• STATED EXERCISE
Reproduce the records exactly.

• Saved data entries
******

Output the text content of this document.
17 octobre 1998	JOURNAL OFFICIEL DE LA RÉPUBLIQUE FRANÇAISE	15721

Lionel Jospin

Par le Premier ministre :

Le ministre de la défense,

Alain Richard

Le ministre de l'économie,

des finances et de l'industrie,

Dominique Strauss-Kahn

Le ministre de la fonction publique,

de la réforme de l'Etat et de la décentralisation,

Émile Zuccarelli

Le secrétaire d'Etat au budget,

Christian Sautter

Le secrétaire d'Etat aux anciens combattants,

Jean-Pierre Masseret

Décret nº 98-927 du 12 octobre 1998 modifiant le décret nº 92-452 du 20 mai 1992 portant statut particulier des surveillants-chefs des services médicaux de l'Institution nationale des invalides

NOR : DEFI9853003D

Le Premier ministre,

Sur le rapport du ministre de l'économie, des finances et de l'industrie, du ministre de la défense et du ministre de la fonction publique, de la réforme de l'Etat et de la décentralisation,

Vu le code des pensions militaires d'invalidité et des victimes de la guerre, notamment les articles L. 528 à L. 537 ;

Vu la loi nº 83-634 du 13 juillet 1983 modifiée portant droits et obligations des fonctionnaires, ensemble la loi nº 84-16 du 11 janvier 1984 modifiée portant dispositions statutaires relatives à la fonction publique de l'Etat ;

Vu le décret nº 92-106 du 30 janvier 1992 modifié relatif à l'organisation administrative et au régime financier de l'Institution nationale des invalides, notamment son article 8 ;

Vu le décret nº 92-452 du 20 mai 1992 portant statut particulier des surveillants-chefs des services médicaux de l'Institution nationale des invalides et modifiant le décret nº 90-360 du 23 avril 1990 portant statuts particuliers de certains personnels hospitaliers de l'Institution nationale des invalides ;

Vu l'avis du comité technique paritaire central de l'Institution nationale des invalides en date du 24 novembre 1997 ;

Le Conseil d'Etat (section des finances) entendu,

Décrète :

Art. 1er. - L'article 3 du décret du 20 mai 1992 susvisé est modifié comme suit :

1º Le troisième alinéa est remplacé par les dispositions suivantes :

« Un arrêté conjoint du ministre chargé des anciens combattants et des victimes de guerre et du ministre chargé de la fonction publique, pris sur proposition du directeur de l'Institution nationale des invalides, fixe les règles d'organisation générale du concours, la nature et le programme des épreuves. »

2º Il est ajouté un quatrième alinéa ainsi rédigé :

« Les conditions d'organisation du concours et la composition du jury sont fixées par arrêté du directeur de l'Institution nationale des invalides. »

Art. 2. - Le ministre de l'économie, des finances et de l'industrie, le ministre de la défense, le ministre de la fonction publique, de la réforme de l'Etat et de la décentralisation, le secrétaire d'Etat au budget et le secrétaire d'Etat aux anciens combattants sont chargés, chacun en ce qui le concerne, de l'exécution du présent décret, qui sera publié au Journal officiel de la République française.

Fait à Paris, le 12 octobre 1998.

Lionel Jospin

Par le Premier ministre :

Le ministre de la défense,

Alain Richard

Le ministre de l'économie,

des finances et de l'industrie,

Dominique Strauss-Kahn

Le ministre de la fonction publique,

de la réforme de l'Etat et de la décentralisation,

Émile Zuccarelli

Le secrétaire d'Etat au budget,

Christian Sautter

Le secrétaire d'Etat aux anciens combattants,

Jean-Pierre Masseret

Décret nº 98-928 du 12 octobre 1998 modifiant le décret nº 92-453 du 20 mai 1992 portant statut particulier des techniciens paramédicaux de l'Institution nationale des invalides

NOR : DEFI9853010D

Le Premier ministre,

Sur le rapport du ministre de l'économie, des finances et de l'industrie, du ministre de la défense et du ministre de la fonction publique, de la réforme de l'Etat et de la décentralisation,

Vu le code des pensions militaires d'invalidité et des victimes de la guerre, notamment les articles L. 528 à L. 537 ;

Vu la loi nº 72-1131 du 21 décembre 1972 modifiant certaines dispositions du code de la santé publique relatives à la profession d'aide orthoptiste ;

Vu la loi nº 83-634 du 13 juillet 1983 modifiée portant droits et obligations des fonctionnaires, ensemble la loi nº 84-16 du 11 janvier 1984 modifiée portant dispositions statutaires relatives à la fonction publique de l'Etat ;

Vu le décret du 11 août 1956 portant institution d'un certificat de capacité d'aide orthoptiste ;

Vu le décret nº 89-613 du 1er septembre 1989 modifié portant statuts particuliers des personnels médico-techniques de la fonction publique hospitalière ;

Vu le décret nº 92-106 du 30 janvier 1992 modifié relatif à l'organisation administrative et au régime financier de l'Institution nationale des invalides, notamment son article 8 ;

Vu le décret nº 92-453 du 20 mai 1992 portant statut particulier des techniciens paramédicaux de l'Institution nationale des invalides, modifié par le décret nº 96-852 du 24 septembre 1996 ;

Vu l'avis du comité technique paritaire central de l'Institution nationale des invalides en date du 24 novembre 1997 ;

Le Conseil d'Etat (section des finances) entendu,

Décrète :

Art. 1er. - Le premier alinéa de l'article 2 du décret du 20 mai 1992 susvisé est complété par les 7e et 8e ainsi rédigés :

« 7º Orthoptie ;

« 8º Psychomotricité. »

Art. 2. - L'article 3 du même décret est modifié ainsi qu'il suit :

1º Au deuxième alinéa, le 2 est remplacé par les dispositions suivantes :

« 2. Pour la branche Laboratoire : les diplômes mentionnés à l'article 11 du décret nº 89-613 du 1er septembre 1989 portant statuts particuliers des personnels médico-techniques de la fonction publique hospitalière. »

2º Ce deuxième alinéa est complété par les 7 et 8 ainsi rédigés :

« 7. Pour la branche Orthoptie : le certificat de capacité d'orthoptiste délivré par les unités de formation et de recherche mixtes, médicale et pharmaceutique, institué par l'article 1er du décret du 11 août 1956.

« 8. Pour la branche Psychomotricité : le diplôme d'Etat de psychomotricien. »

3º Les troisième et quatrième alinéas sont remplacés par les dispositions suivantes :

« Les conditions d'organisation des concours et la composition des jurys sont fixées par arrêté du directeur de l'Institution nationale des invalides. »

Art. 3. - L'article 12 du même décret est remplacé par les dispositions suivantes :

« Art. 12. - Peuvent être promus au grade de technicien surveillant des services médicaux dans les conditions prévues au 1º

******

• SOLUTION TO THE EXERCISE
Output the text content of this document.
17 octobre 1998	JOURNAL OFFICIEL DE LA RÉPUBLIQUE FRANÇAISE	15721

Lionel Jospin

Par le Premier ministre :

Le ministre de la défense,

Alain Richard

Le ministre de l'économie,

des finances et de l'industrie,

Dominique Strauss-Kahn

Le ministre de la fonction publique,

de la réforme de l'Etat et de la décentralisation,

Émile Zuccarelli

Le secrétaire d'Etat au budget,

Christian Sautter

Le secrétaire d'Etat aux anciens combattants,

Jean-Pierre Masseret

Décret nº 98-927 du 12 octobre 1998 modifiant le décret nº 92-452 du 20 mai 1992 portant statut particulier des surveillants-chefs des services médicaux de l'Institution nationale des invalides

NOR : DEFI9853003D

Le Premier ministre,

Sur le rapport du ministre de l'économie, des finances et de l'industrie, du ministre de la défense et du ministre de la fonction publique, de la réforme de l'Etat et de la décentralisation,

Vu le code des pensions militaires d'invalidité et des victimes de la guerre, notamment les articles L. 528 à L. 537 ;

Vu la loi nº 83-634 du 13 juillet 1983 modifiée portant droits et obligations des fonctionnaires, ensemble la loi nº 84-16 du 11 janvier 1984 modifiée portant dispositions statutaires relatives à la fonction publique de l'Etat ;

Vu le décret nº 92-106 du 30 janvier 1992 modifié relatif à l'organisation administrative et au régime financier de l'Institution nationale des invalides, notamment son article 8 ;

Vu le décret nº 92-452 du 20 mai 1992 portant statut particulier des surveillants-chefs des services médicaux de l'Institution nationale des invalides et modifiant le décret nº 90-360 du 23 avril 1990 portant statuts particuliers de certains personnels hospitaliers de l'Institution nationale des invalides ;

Vu l'avis du comité technique paritaire central de l'Institution nationale des invalides en date du 24 novembre 1997 ;

Le Conseil d'Etat (section des finances) entendu,

Décrète :

Art. 1er. - L'article 3 du décret du 20 mai 1992 susvisé est modifié comme suit :

1º Le troisième alinéa est remplacé par les dispositions suivantes :

« Un arrêté conjoint du ministre chargé des anciens combattants et des victimes de guerre et du ministre chargé de la fonction publique, pris sur proposition du directeur de l'Institution nationale des invalides, fixe les règles d'organisation générale du concours, la nature et le programme des épreuves. »

2º Il est ajouté un quatrième alinéa ainsi rédigé :

« Les conditions d'organisation du concours et la composition du jury sont fixées par arrêté du directeur de l'Institution nationale des invalides. »

Art. 2. - Le ministre de l'économie, des finances et de l'industrie, le ministre de la défense, le ministre de la fonction publique, de la réforme de l'Etat et de la décentralisation, le secrétaire d'Etat au budget et le secrétaire d'Etat aux anciens combattants sont chargés, chacun en ce qui le concerne, de l'exécution du présent décret, qui sera publié au Journal officiel de la République française.

Fait à Paris, le 12 octobre 1998.

Lionel Jospin

Par le Premier ministre :

Le ministre de la défense,

Alain Richard

Le ministre de l'économie,

des finances et de l'industrie,

Dominique Strauss-Kahn

Le ministre de la fonction publique,

de la réforme de l'Etat et de la décentralisation,

Émile Zuccarelli

Le secrétaire d'Etat au budget,

Christian Sautter

Le secrétaire d'Etat aux anciens combattants,

Jean-Pierre Masseret

Décret nº 98-928 du 12 octobre 1998 modifiant le décret nº 92-453 du 20 mai 1992 portant statut particulier des techniciens paramédicaux de l'Institution nationale des invalides

NOR : DEFI9853010D

Le Premier ministre,

Sur le rapport du ministre de l'économie, des finances et de l'industrie, du ministre de la défense et du ministre de la fonction publique, de la réforme de l'Etat et de la décentralisation,

Vu le code des pensions militaires d'invalidité et des victimes de la guerre, notamment les articles L. 528 à L. 537 ;

Vu la loi nº 72-1131 du 21 décembre 1972 modifiant certaines dispositions du code de la santé publique relatives à la profession d'aide orthoptiste ;

Vu la loi nº 83-634 du 13 juillet 1983 modifiée portant droits et obligations des fonctionnaires, ensemble la loi nº 84-16 du 11 janvier 1984 modifiée portant dispositions statutaires relatives à la fonction publique de l'Etat ;

Vu le décret du 11 août 1956 portant institution d'un certificat de capacité d'aide orthoptiste ;

Vu le décret nº 89-613 du 1er septembre 1989 modifié portant statuts particuliers des personnels médico-techniques de la fonction publique hospitalière ;

Vu le décret nº 92-106 du 30 janvier 1992 modifié relatif à l'organisation administrative et au régime financier de l'Institution nationale des invalides, notamment son article 8 ;

Vu le décret nº 92-453 du 20 mai 1992 portant statut particulier des techniciens paramédicaux de l'Institution nationale des invalides, modifié par le décret nº 96-852 du 24 septembre 1996 ;

Vu l'avis du comité technique paritaire central de l'Institution nationale des invalides en date du 24 novembre 1997 ;

Le Conseil d'Etat (section des finances) entendu,

Décrète :

Art. 1er. - Le premier alinéa de l'article 2 du décret du 20 mai 1992 susvisé est complété par les 7e et 8e ainsi rédigés :

« 7º Orthoptie ;

« 8º Psychomotricité. »

Art. 2. - L'article 3 du même décret est modifié ainsi qu'il suit :

1º Au deuxième alinéa, le 2 est remplacé par les dispositions suivantes :

« 2. Pour la branche Laboratoire : les diplômes mentionnés à l'article 11 du décret nº 89-613 du 1er septembre 1989 portant statuts particuliers des personnels médico-techniques de la fonction publique hospitalière. »

2º Ce deuxième alinéa est complété par les 7 et 8 ainsi rédigés :

« 7. Pour la branche Orthoptie : le certificat de capacité d'orthoptiste délivré par les unités de formation et de recherche mixtes, médicale et pharmaceutique, institué par l'article 1er du décret du 11 août 1956.

« 8. Pour la branche Psychomotricité : le diplôme d'Etat de psychomotricien. »

3º Les troisième et quatrième alinéas sont remplacés par les dispositions suivantes :

« Les conditions d'organisation des concours et la composition des jurys sont fixées par arrêté du directeur de l'Institution nationale des invalides. »

Art. 3. - L'article 12 du même décret est remplacé par les dispositions suivantes :

« Art. 12. - Peuvent être promus au grade de technicien surveillant des services médicaux dans les conditions prévues au 1º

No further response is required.